• **WHAT NEEDS TO BE DONE**:
All material below is to be reproduced exactly.
* * *
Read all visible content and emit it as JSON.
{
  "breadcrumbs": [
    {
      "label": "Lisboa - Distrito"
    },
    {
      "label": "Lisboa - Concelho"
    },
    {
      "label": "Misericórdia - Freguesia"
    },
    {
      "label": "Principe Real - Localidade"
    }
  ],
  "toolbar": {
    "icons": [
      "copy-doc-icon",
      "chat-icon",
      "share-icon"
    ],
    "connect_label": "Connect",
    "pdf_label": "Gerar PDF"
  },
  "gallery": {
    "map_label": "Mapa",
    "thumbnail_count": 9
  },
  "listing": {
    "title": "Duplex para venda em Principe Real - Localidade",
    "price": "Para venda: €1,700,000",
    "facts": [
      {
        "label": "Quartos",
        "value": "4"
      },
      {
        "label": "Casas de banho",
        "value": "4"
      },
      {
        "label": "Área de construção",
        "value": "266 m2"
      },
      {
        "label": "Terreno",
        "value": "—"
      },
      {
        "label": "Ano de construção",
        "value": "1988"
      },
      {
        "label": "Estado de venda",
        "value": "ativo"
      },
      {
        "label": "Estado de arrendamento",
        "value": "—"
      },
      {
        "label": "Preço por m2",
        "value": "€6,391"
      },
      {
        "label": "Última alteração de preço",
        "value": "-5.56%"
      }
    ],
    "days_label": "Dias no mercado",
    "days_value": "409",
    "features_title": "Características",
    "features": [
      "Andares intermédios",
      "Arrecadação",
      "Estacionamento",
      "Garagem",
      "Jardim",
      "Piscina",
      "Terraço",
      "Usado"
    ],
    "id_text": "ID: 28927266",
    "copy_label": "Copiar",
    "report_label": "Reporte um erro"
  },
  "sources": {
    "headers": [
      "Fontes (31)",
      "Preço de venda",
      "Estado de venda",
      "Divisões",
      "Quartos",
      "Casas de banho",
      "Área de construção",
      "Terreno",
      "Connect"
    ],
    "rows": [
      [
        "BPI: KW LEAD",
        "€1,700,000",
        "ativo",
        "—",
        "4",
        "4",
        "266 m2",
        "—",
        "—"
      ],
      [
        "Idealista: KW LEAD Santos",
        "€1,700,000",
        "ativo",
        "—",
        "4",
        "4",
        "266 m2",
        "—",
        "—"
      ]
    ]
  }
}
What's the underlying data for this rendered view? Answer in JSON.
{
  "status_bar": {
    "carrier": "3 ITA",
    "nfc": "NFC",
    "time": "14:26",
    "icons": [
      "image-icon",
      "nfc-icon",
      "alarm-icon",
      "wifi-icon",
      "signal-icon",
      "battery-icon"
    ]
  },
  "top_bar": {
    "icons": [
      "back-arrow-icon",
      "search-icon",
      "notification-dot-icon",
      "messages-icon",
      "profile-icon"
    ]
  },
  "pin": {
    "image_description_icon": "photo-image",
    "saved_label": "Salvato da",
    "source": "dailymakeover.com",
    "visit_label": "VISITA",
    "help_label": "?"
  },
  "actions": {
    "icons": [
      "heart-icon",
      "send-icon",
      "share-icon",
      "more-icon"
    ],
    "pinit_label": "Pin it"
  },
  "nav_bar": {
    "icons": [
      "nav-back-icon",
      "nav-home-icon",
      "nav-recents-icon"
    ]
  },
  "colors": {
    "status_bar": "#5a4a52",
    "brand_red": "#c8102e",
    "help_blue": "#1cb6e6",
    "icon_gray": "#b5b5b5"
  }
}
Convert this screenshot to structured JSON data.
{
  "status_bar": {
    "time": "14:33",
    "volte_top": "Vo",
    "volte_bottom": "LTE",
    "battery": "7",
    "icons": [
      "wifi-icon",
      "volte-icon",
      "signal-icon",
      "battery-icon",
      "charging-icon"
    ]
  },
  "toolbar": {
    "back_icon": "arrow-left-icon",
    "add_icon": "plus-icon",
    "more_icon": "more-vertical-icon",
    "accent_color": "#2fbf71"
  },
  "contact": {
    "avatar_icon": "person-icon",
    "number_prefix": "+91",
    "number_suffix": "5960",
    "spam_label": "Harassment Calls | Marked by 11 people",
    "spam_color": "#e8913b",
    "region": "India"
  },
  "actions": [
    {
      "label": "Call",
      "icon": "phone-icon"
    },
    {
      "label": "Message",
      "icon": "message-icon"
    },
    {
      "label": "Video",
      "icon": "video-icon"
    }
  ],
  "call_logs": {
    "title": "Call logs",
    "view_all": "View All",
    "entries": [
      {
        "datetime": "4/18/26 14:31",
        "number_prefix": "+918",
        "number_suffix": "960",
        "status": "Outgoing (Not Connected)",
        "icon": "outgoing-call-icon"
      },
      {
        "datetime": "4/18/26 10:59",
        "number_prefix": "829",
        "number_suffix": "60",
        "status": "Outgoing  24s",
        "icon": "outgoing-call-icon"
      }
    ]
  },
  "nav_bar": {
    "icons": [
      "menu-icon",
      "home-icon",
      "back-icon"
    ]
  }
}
* * *
• **TASK SOLUTION**:
Read all visible content and emit it as JSON.
{
  "breadcrumbs": [
    {
      "label": "Lisboa - Distrito"
    },
    {
      "label": "Lisboa - Concelho"
    },
    {
      "label": "Misericórdia - Freguesia"
    },
    {
      "label": "Principe Real - Localidade"
    }
  ],
  "toolbar": {
    "icons": [
      "copy-doc-icon",
      "chat-icon",
      "share-icon"
    ],
    "connect_label": "Connect",
    "pdf_label": "Gerar PDF"
  },
  "gallery": {
    "map_label": "Mapa",
    "thumbnail_count": 9
  },
  "listing": {
    "title": "Duplex para venda em Principe Real - Localidade",
    "price": "Para venda: €1,700,000",
    "facts": [
      {
        "label": "Quartos",
        "value": "4"
      },
      {
        "label": "Casas de banho",
        "value": "4"
      },
      {
        "label": "Área de construção",
        "value": "266 m2"
      },
      {
        "label": "Terreno",
        "value": "—"
      },
      {
        "label": "Ano de construção",
        "value": "1988"
      },
      {
        "label": "Estado de venda",
        "value": "ativo"
      },
      {
        "label": "Estado de arrendamento",
        "value": "—"
      },
      {
        "label": "Preço por m2",
        "value": "€6,391"
      },
      {
        "label": "Última alteração de preço",
        "value": "-5.56%"
      }
    ],
    "days_label": "Dias no mercado",
    "days_value": "409",
    "features_title": "Características",
    "features": [
      "Andares intermédios",
      "Arrecadação",
      "Estacionamento",
      "Garagem",
      "Jardim",
      "Piscina",
      "Terraço",
      "Usado"
    ],
    "id_text": "ID: 28927266",
    "copy_label": "Copiar",
    "report_label": "Reporte um erro"
  },
  "sources": {
    "headers": [
      "Fontes (31)",
      "Preço de venda",
      "Estado de venda",
      "Divisões",
      "Quartos",
      "Casas de banho",
      "Área de construção",
      "Terreno",
      "Connect"
    ],
    "rows": [
      [
        "BPI: KW LEAD",
        "€1,700,000",
        "ativo",
        "—",
        "4",
        "4",
        "266 m2",
        "—",
        "—"
      ],
      [
        "Idealista: KW LEAD Santos",
        "€1,700,000",
        "ativo",
        "—",
        "4",
        "4",
        "266 m2",
        "—",
        "—"
      ]
    ]
  }
}
What's the underlying data for this rendered view? Answer in JSON.
{
  "status_bar": {
    "carrier": "3 ITA",
    "nfc": "NFC",
    "time": "14:26",
    "icons": [
      "image-icon",
      "nfc-icon",
      "alarm-icon",
      "wifi-icon",
      "signal-icon",
      "battery-icon"
    ]
  },
  "top_bar": {
    "icons": [
      "back-arrow-icon",
      "search-icon",
      "notification-dot-icon",
      "messages-icon",
      "profile-icon"
    ]
  },
  "pin": {
    "image_description_icon": "photo-image",
    "saved_label": "Salvato da",
    "source": "dailymakeover.com",
    "visit_label": "VISITA",
    "help_label": "?"
  },
  "actions": {
    "icons": [
      "heart-icon",
      "send-icon",
      "share-icon",
      "more-icon"
    ],
    "pinit_label": "Pin it"
  },
  "nav_bar": {
    "icons": [
      "nav-back-icon",
      "nav-home-icon",
      "nav-recents-icon"
    ]
  },
  "colors": {
    "status_bar": "#5a4a52",
    "brand_red": "#c8102e",
    "help_blue": "#1cb6e6",
    "icon_gray": "#b5b5b5"
  }
}
Convert this screenshot to structured JSON data.
{
  "status_bar": {
    "time": "14:33",
    "volte_top": "Vo",
    "volte_bottom": "LTE",
    "battery": "7",
    "icons": [
      "wifi-icon",
      "volte-icon",
      "signal-icon",
      "battery-icon",
      "charging-icon"
    ]
  },
  "toolbar": {
    "back_icon": "arrow-left-icon",
    "add_icon": "plus-icon",
    "more_icon": "more-vertical-icon",
    "accent_color": "#2fbf71"
  },
  "contact": {
    "avatar_icon": "person-icon",
    "number_prefix": "+91",
    "number_suffix": "5960",
    "spam_label": "Harassment Calls | Marked by 11 people",
    "spam_color": "#e8913b",
    "region": "India"
  },
  "actions": [
    {
      "label": "Call",
      "icon": "phone-icon"
    },
    {
      "label": "Message",
      "icon": "message-icon"
    },
    {
      "label": "Video",
      "icon": "video-icon"
    }
  ],
  "call_logs": {
    "title": "Call logs",
    "view_all": "View All",
    "entries": [
      {
        "datetime": "4/18/26 14:31",
        "number_prefix": "+918",
        "number_suffix": "960",
        "status": "Outgoing (Not Connected)",
        "icon": "outgoing-call-icon"
      },
      {
        "datetime": "4/18/26 10:59",
        "number_prefix": "829",
        "number_suffix": "60",
        "status": "Outgoing  24s",
        "icon": "outgoing-call-icon"
      }
    ]
  },
  "nav_bar": {
    "icons": [
      "menu-icon",
      "home-icon",
      "back-icon"
    ]
  }
}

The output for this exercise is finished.